▶ To do: Pick out the lines below that contain the string "alveolars" and copy them all.

------------------------

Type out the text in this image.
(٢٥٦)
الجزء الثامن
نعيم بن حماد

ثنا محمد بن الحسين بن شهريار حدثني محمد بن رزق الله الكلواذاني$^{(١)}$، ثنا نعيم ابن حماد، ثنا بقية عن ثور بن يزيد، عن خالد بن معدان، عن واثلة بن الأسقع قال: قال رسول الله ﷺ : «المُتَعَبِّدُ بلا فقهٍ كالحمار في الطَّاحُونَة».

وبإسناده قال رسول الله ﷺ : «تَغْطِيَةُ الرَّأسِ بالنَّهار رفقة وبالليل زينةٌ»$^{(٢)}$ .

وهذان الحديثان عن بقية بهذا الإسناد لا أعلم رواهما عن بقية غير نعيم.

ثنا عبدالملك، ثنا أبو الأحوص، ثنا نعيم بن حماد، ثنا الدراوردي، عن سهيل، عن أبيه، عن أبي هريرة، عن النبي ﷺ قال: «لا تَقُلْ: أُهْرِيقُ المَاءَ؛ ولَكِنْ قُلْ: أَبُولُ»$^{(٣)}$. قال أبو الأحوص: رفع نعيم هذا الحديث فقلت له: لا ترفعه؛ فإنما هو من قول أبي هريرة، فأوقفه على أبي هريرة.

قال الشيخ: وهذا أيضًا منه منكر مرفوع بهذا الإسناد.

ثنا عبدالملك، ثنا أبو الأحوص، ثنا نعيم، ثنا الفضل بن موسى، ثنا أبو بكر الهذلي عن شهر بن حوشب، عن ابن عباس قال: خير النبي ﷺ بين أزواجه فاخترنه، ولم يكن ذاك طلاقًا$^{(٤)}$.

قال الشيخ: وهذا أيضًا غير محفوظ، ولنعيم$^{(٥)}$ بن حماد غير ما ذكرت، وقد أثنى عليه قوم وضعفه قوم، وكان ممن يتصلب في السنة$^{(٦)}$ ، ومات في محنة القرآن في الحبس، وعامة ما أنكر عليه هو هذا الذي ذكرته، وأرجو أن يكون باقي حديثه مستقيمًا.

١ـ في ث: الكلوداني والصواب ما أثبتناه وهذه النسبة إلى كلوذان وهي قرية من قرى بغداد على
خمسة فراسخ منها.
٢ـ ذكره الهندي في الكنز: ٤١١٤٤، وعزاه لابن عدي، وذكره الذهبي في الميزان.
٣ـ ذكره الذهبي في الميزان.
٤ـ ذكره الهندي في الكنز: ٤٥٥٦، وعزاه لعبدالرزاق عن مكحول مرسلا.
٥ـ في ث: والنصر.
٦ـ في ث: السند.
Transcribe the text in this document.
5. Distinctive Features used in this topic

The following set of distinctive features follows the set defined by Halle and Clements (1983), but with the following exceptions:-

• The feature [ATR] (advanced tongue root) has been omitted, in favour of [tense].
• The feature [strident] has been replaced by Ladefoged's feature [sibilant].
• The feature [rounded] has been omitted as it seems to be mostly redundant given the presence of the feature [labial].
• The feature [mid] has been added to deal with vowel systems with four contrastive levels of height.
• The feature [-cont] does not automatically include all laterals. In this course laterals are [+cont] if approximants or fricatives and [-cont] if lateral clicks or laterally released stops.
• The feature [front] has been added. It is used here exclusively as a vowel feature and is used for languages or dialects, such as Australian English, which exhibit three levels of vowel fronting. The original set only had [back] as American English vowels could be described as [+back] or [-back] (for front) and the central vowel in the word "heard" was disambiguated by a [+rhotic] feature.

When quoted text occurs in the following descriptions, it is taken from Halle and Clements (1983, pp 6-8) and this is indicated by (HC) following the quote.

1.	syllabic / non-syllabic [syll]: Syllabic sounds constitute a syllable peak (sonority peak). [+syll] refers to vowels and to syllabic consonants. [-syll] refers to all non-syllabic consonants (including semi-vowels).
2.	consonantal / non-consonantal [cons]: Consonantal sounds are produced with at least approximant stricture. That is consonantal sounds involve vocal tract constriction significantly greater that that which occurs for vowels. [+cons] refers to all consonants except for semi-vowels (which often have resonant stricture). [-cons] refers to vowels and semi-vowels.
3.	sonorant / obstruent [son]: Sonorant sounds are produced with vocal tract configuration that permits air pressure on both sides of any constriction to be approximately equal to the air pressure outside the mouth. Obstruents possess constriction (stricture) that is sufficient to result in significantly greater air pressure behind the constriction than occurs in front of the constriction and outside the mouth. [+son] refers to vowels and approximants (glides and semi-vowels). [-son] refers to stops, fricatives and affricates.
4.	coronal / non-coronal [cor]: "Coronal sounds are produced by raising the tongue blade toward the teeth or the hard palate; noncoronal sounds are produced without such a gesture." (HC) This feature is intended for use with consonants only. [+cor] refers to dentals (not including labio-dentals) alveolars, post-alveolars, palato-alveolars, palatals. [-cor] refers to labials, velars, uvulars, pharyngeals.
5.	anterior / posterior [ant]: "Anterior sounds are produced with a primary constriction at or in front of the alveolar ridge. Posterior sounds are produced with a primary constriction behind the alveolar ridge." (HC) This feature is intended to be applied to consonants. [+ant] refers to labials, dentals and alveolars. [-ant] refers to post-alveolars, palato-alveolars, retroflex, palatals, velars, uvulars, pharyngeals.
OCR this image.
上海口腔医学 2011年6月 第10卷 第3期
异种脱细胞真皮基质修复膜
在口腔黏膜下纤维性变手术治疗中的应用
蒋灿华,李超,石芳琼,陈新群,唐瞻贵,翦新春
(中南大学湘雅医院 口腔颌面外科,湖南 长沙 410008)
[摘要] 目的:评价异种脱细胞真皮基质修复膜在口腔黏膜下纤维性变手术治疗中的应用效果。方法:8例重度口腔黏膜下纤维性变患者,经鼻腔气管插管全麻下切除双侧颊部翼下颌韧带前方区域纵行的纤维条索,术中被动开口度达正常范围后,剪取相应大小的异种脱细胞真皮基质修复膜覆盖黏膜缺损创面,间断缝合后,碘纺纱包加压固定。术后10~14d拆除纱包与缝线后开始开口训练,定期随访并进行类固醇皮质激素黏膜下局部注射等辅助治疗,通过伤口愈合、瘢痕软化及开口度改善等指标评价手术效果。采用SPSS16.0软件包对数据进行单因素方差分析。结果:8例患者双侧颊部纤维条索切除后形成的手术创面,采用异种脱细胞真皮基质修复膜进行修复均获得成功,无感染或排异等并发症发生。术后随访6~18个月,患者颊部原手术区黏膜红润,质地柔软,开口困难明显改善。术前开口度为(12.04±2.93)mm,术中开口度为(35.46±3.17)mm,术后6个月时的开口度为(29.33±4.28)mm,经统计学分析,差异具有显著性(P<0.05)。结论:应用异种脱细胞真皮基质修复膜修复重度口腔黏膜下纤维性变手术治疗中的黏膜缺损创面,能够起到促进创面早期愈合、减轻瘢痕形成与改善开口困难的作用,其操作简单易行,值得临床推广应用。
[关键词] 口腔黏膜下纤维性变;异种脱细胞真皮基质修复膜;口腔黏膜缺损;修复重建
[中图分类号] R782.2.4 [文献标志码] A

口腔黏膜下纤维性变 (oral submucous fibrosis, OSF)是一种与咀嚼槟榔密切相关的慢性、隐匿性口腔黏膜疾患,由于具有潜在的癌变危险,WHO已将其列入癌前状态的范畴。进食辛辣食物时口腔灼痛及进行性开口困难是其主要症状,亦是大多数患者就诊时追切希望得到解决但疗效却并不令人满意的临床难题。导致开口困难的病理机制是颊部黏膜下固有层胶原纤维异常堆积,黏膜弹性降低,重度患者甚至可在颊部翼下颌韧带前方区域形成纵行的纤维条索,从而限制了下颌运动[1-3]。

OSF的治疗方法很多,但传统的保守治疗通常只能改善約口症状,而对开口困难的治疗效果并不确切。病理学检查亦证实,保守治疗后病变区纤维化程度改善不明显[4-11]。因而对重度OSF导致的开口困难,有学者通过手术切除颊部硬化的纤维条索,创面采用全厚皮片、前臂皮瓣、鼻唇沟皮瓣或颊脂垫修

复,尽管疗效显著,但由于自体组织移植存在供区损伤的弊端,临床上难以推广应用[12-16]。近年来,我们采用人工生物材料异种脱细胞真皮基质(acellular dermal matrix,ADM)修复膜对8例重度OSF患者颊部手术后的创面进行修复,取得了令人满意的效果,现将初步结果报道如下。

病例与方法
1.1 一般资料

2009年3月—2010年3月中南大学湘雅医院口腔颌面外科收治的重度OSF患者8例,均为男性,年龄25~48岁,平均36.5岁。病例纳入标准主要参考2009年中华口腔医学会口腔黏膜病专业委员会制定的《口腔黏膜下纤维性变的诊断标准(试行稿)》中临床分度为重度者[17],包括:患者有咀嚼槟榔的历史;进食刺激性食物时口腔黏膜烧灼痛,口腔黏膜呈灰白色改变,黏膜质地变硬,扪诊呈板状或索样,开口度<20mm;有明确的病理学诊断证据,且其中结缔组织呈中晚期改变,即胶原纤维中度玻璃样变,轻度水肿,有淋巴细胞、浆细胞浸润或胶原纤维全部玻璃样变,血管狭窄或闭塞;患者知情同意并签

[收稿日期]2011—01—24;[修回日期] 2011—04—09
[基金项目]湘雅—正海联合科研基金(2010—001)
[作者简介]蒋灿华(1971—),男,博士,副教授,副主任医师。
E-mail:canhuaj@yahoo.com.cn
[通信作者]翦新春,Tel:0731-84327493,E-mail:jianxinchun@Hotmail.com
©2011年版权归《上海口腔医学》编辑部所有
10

------------------------

▶ Task answer:
4.	coronal / non-coronal [cor]: "Coronal sounds are produced by raising the tongue blade toward the teeth or the hard palate; noncoronal sounds are produced without such a gesture." (HC) This feature is intended for use with consonants only. [+cor] refers to dentals (not including labio-dentals) alveolars, post-alveolars, palato-alveolars, palatals. [-cor] refers to labials, velars, uvulars, pharyngeals.
5.	anterior / posterior [ant]: "Anterior sounds are produced with a primary constriction at or in front of the alveolar ridge. Posterior sounds are produced with a primary constriction behind the alveolar ridge." (HC) This feature is intended to be applied to consonants. [+ant] refers to labials, dentals and alveolars. [-ant] refers to post-alveolars, palato-alveolars, retroflex, palatals, velars, uvulars, pharyngeals.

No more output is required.